Directives:
A. Answer these questions from the Egypt text below, one answer per line:
(i) Who made the image of the protest?
(ii) On what date did that protest take place?
(iii) Which revolution from 1974 does the writer mention?
B. In the Egypt text below, quote the passage starting at "On the face" and ending at "a democratic order?".
C. List every action that the Egypt text below says the army intervened on 30 June to carry out.

Text to read:
● ● ● ● ●

Midwife for a Pregnant Egypt

[Anti-Morsi protest in downtown Cairo on 31 August 2012. Image by Gigi Ibrahim via Flickr] [Anti-Morsi protest in downtown Cairo on 31 August 2012. Image by Gigi Ibrahim via Flickr]

Midwife for a Pregnant Egypt

By : Asef Bayat

On the face of it, 30 June was a "coup": the army intervened to remove an elected president, annul the constitution, and oversee an interim government to undertake new elections for president and parliament, and draft a new constitution. But what if this is what the majority of people in a country want? Is any military intervention of this sort necessarily illegitimate? How do we then read the supporting role of the army in Egypt’s 25 January Revolution or the military’s part in the Portuguese Carnation Revolution in 1974 that entailed a democratic order?

● ● ● ● ●

Material provided:
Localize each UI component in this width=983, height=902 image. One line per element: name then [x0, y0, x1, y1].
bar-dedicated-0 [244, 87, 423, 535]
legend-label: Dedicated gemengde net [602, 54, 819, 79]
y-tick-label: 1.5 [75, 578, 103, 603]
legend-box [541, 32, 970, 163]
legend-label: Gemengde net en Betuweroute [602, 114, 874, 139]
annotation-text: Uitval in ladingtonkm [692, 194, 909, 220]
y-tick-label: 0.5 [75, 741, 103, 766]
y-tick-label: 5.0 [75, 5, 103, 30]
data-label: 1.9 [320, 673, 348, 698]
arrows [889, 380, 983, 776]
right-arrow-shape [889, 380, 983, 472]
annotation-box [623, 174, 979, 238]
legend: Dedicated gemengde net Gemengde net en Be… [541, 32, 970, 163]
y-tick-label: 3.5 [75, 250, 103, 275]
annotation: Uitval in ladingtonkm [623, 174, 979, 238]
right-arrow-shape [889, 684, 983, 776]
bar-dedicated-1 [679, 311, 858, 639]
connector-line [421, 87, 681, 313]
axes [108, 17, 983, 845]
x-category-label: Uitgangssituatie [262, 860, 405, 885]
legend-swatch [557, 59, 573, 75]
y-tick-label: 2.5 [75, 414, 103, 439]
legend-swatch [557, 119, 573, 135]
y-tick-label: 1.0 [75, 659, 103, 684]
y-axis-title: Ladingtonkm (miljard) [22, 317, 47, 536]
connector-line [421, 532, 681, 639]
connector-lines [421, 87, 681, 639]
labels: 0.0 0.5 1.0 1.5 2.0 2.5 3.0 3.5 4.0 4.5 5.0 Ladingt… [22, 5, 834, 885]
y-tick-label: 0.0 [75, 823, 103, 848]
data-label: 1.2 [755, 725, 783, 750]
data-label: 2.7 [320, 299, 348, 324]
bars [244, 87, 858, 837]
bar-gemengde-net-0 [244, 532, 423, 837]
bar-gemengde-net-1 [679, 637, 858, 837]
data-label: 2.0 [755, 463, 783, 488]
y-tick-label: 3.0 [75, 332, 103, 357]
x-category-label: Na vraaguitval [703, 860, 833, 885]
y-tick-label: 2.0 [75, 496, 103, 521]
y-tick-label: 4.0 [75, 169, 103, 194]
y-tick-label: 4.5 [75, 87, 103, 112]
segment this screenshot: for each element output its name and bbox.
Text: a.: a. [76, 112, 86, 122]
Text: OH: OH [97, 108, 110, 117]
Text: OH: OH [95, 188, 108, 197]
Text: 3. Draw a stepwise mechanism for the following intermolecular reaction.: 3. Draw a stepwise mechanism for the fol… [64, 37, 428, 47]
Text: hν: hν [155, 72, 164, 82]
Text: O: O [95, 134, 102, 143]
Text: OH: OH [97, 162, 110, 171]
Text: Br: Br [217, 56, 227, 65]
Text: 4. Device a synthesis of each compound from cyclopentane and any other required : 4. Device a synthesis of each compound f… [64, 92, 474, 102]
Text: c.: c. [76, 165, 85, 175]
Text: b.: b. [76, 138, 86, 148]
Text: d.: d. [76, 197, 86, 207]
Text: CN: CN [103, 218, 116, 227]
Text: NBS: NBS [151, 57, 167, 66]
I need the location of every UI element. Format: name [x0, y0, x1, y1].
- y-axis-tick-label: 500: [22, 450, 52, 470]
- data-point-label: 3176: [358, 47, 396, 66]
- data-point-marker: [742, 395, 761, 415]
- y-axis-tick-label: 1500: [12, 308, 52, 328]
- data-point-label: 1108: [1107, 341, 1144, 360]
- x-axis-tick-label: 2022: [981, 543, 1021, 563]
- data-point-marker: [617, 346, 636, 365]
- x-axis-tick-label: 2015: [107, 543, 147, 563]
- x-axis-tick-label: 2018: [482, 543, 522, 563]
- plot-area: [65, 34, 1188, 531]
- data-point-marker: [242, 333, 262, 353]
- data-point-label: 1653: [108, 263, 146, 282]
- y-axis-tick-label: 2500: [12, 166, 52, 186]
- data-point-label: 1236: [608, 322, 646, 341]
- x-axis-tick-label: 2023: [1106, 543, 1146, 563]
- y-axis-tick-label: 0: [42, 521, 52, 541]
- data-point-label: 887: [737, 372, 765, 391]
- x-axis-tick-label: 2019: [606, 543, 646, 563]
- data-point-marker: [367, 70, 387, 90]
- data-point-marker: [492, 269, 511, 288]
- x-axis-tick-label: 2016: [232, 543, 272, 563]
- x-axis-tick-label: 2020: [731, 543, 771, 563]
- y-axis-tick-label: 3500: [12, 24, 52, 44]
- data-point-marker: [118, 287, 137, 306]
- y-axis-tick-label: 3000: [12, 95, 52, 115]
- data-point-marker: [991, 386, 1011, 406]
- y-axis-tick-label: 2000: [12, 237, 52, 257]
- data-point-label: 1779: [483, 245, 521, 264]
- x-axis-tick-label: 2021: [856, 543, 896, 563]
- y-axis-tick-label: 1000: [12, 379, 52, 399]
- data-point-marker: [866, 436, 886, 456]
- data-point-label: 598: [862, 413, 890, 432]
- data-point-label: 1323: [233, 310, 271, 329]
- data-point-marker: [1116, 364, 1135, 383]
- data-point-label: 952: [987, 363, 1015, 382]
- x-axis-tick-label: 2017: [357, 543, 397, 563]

● ● ● ● ●

Answer list:
A.
(i) Gigi Ibrahim
(ii) 31 August 2012
(iii) The Portuguese Carnation Revolution

B.
On the face of it, 30 June was a "coup": the army intervened to remove an elected president, annul the constitution, and oversee an interim government to undertake new elections for president and parliament, and draft a new constitution. But what if this is what the majority of people in a country want? Is any military intervention of this sort necessarily illegitimate? How do we then read the supporting role of the army in Egypt’s 25 January Revolution or the military’s part in the Portuguese Carnation Revolution in 1974 that entailed a democratic order?

C.
- Remove an elected president
- Annul the constitution
- Oversee an interim government to undertake new elections for president and parliament and draft a new constitution